[Extracted data entries]
************
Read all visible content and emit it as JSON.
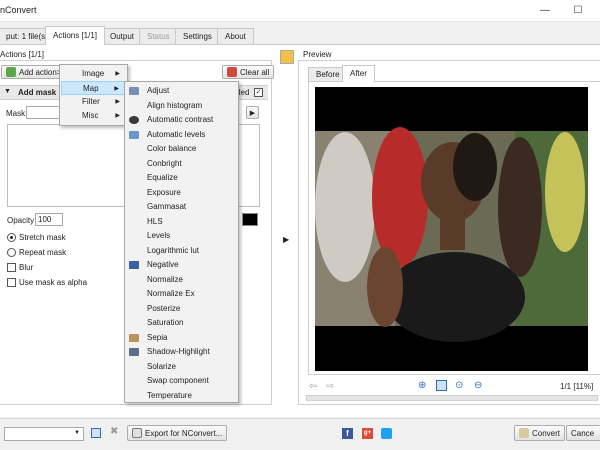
{
  "window": {
    "title": "nConvert",
    "minimize": "—",
    "maximize": "☐"
  },
  "tabs": [
    {
      "label": "put: 1 file(s)"
    },
    {
      "label": "Actions [1/1]",
      "active": true
    },
    {
      "label": "Output"
    },
    {
      "label": "Status",
      "disabled": true
    },
    {
      "label": "Settings"
    },
    {
      "label": "About"
    }
  ],
  "actions_panel": {
    "header": "Actions [1/1]",
    "add_action_label": "Add action>",
    "clear_all_label": "Clear all",
    "section_title": "Add mask",
    "section_right_label": "iled",
    "mask_label": "Mask",
    "opacity_label": "Opacity",
    "opacity_value": "100",
    "stretch_mask": "Stretch mask",
    "repeat_mask": "Repeat mask",
    "blur": "Blur",
    "use_mask_as_alpha": "Use mask as alpha"
  },
  "add_action_menu": {
    "items": [
      {
        "label": "Image",
        "has_submenu": true
      },
      {
        "label": "Map",
        "has_submenu": true,
        "selected": true
      },
      {
        "label": "Filter",
        "has_submenu": true
      },
      {
        "label": "Misc",
        "has_submenu": true
      }
    ]
  },
  "map_submenu": {
    "items": [
      {
        "label": "Adjust",
        "icon": "adjust-icon"
      },
      {
        "label": "Align histogram"
      },
      {
        "label": "Automatic contrast",
        "icon": "contrast-icon"
      },
      {
        "label": "Automatic levels",
        "icon": "levels-icon"
      },
      {
        "label": "Color balance"
      },
      {
        "label": "Conbright"
      },
      {
        "label": "Equalize"
      },
      {
        "label": "Exposure"
      },
      {
        "label": "Gammasat"
      },
      {
        "label": "HLS"
      },
      {
        "label": "Levels"
      },
      {
        "label": "Logarithmic lut"
      },
      {
        "label": "Negative",
        "icon": "negative-icon"
      },
      {
        "label": "Normalize"
      },
      {
        "label": "Normalize Ex"
      },
      {
        "label": "Posterize"
      },
      {
        "label": "Saturation"
      },
      {
        "label": "Sepia",
        "icon": "sepia-icon"
      },
      {
        "label": "Shadow-Highlight",
        "icon": "shadow-highlight-icon"
      },
      {
        "label": "Solarize"
      },
      {
        "label": "Swap component"
      },
      {
        "label": "Temperature"
      }
    ]
  },
  "preview": {
    "label": "Preview",
    "tabs": [
      {
        "label": "Before"
      },
      {
        "label": "After",
        "active": true
      }
    ],
    "page_info": "1/1 [11%]"
  },
  "bottom": {
    "export_label": "Export for NConvert...",
    "convert_label": "Convert",
    "cancel_label": "Cance"
  },
  "colors": {
    "selection": "#cce8ff",
    "accent_blue": "#2f6fb6",
    "facebook": "#3b5998",
    "googleplus": "#dd4b39",
    "twitter": "#1da1f2"
  }
}
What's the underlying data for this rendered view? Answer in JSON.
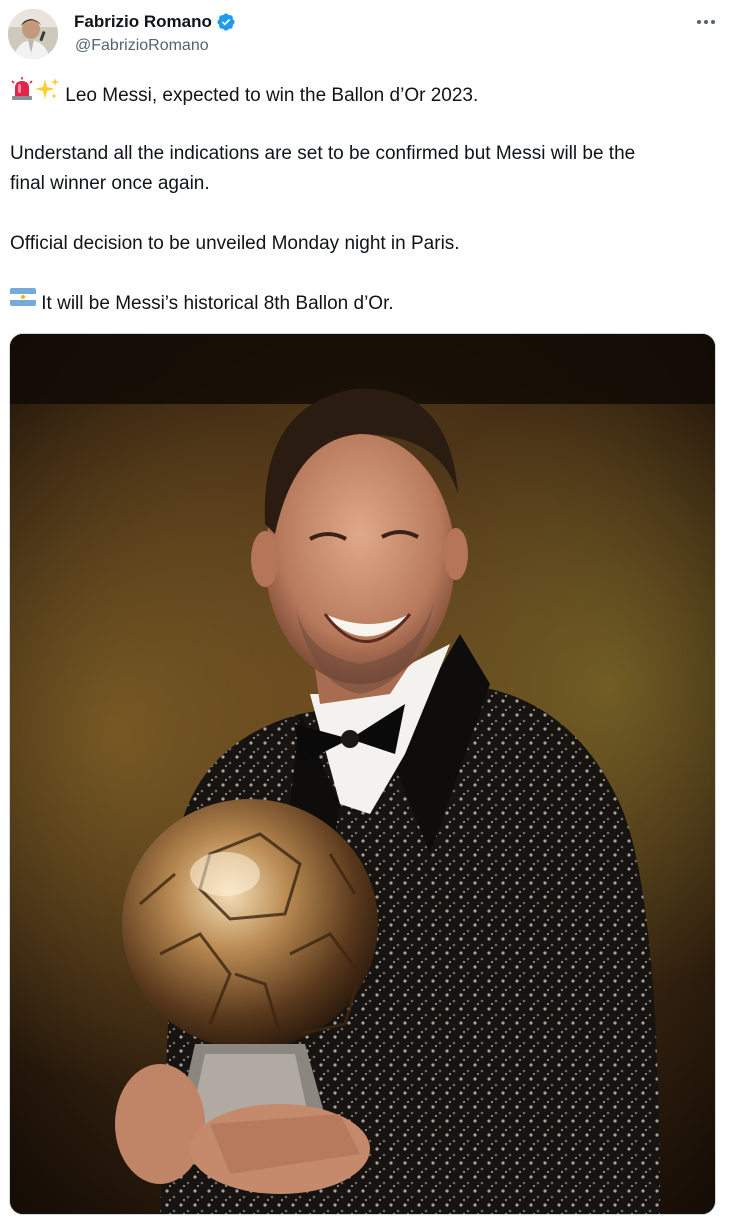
{
  "author": {
    "display_name": "Fabrizio Romano",
    "handle": "@FabrizioRomano",
    "verified": true,
    "avatar_icon": "profile-photo"
  },
  "tweet": {
    "line1": "Leo Messi, expected to win the Ballon d’Or 2023.",
    "line2": "Understand all the indications are set to be confirmed but Messi will be the",
    "line3": "final winner once again.",
    "line4": "Official decision to be unveiled Monday night in Paris.",
    "line5": "It will be Messi’s historical 8th Ballon d’Or.",
    "emojis": [
      "siren-emoji",
      "sparkles-emoji",
      "argentina-flag-emoji"
    ]
  },
  "media": {
    "description_icon": "messi-with-ballon-dor-photo"
  },
  "colors": {
    "verified_blue": "#1d9bf0",
    "handle_gray": "#536471",
    "text": "#0f1419"
  }
}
************
• Exercise:
Exactly reproduce the entries above, minus the pictures.

• Task solution:
Read all visible content and emit it as JSON.
{
  "window": {
    "title": "nConvert",
    "minimize": "—",
    "maximize": "☐"
  },
  "tabs": [
    {
      "label": "put: 1 file(s)"
    },
    {
      "label": "Actions [1/1]",
      "active": true
    },
    {
      "label": "Output"
    },
    {
      "label": "Status",
      "disabled": true
    },
    {
      "label": "Settings"
    },
    {
      "label": "About"
    }
  ],
  "actions_panel": {
    "header": "Actions [1/1]",
    "add_action_label": "Add action>",
    "clear_all_label": "Clear all",
    "section_title": "Add mask",
    "section_right_label": "iled",
    "mask_label": "Mask",
    "opacity_label": "Opacity",
    "opacity_value": "100",
    "stretch_mask": "Stretch mask",
    "repeat_mask": "Repeat mask",
    "blur": "Blur",
    "use_mask_as_alpha": "Use mask as alpha"
  },
  "add_action_menu": {
    "items": [
      {
        "label": "Image",
        "has_submenu": true
      },
      {
        "label": "Map",
        "has_submenu": true,
        "selected": true
      },
      {
        "label": "Filter",
        "has_submenu": true
      },
      {
        "label": "Misc",
        "has_submenu": true
      }
    ]
  },
  "map_submenu": {
    "items": [
      {
        "label": "Adjust",
        "icon": "adjust-icon"
      },
      {
        "label": "Align histogram"
      },
      {
        "label": "Automatic contrast",
        "icon": "contrast-icon"
      },
      {
        "label": "Automatic levels",
        "icon": "levels-icon"
      },
      {
        "label": "Color balance"
      },
      {
        "label": "Conbright"
      },
      {
        "label": "Equalize"
      },
      {
        "label": "Exposure"
      },
      {
        "label": "Gammasat"
      },
      {
        "label": "HLS"
      },
      {
        "label": "Levels"
      },
      {
        "label": "Logarithmic lut"
      },
      {
        "label": "Negative",
        "icon": "negative-icon"
      },
      {
        "label": "Normalize"
      },
      {
        "label": "Normalize Ex"
      },
      {
        "label": "Posterize"
      },
      {
        "label": "Saturation"
      },
      {
        "label": "Sepia",
        "icon": "sepia-icon"
      },
      {
        "label": "Shadow-Highlight",
        "icon": "shadow-highlight-icon"
      },
      {
        "label": "Solarize"
      },
      {
        "label": "Swap component"
      },
      {
        "label": "Temperature"
      }
    ]
  },
  "preview": {
    "label": "Preview",
    "tabs": [
      {
        "label": "Before"
      },
      {
        "label": "After",
        "active": true
      }
    ],
    "page_info": "1/1 [11%]"
  },
  "bottom": {
    "export_label": "Export for NConvert...",
    "convert_label": "Convert",
    "cancel_label": "Cance"
  },
  "colors": {
    "selection": "#cce8ff",
    "accent_blue": "#2f6fb6",
    "facebook": "#3b5998",
    "googleplus": "#dd4b39",
    "twitter": "#1da1f2"
  }
}
What's the underlying data for this rendered view? Answer in JSON.
{
  "author": {
    "display_name": "Fabrizio Romano",
    "handle": "@FabrizioRomano",
    "verified": true,
    "avatar_icon": "profile-photo"
  },
  "tweet": {
    "line1": "Leo Messi, expected to win the Ballon d’Or 2023.",
    "line2": "Understand all the indications are set to be confirmed but Messi will be the",
    "line3": "final winner once again.",
    "line4": "Official decision to be unveiled Monday night in Paris.",
    "line5": "It will be Messi’s historical 8th Ballon d’Or.",
    "emojis": [
      "siren-emoji",
      "sparkles-emoji",
      "argentina-flag-emoji"
    ]
  },
  "media": {
    "description_icon": "messi-with-ballon-dor-photo"
  },
  "colors": {
    "verified_blue": "#1d9bf0",
    "handle_gray": "#536471",
    "text": "#0f1419"
  }
}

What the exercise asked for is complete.